Your instructions: All the data should come back exactly as it was given.

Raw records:
## start

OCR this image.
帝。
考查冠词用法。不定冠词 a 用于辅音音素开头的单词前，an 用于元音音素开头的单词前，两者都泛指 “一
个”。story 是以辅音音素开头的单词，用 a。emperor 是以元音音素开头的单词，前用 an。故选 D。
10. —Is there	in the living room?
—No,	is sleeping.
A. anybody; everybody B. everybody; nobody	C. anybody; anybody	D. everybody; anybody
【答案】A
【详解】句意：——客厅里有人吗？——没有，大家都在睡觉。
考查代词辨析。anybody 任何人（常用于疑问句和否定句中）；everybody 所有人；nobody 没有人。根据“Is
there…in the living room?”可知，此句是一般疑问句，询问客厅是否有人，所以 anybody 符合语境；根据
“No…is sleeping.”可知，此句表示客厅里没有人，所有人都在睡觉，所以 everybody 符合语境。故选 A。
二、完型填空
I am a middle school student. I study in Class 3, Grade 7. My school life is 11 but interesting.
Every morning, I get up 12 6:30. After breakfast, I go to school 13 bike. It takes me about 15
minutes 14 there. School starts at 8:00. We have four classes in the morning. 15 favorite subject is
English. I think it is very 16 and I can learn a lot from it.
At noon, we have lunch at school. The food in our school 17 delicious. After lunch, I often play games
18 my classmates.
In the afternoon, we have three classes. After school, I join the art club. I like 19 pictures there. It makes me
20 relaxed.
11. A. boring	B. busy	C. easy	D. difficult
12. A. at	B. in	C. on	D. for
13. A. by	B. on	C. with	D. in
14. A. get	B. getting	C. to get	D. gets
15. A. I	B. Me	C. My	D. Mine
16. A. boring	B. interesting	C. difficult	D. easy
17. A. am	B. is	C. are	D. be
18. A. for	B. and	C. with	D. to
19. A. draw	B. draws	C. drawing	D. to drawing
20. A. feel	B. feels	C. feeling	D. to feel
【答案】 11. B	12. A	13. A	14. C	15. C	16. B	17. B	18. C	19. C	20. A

## end

Solution for this problem:
OCR this image.
帝。
考查冠词用法。不定冠词 a 用于辅音音素开头的单词前，an 用于元音音素开头的单词前，两者都泛指 “一
个”。story 是以辅音音素开头的单词，用 a。emperor 是以元音音素开头的单词，前用 an。故选 D。
10. —Is there	in the living room?
—No,	is sleeping.
A. anybody; everybody B. everybody; nobody	C. anybody; anybody	D. everybody; anybody
【答案】A
【详解】句意：——客厅里有人吗？——没有，大家都在睡觉。
考查代词辨析。anybody 任何人（常用于疑问句和否定句中）；everybody 所有人；nobody 没有人。根据“Is
there…in the living room?”可知，此句是一般疑问句，询问客厅是否有人，所以 anybody 符合语境；根据
“No…is sleeping.”可知，此句表示客厅里没有人，所有人都在睡觉，所以 everybody 符合语境。故选 A。
二、完型填空
I am a middle school student. I study in Class 3, Grade 7. My school life is 11 but interesting.
Every morning, I get up 12 6:30. After breakfast, I go to school 13 bike. It takes me about 15
minutes 14 there. School starts at 8:00. We have four classes in the morning. 15 favorite subject is
English. I think it is very 16 and I can learn a lot from it.
At noon, we have lunch at school. The food in our school 17 delicious. After lunch, I often play games
18 my classmates.
In the afternoon, we have three classes. After school, I join the art club. I like 19 pictures there. It makes me
20 relaxed.
11. A. boring	B. busy	C. easy	D. difficult
12. A. at	B. in	C. on	D. for
13. A. by	B. on	C. with	D. in
14. A. get	B. getting	C. to get	D. gets
15. A. I	B. Me	C. My	D. Mine
16. A. boring	B. interesting	C. difficult	D. easy
17. A. am	B. is	C. are	D. be
18. A. for	B. and	C. with	D. to
19. A. draw	B. draws	C. drawing	D. to drawing
20. A. feel	B. feels	C. feeling	D. to feel
【答案】 11. B	12. A	13. A	14. C	15. C	16. B	17. B	18. C	19. C	20. A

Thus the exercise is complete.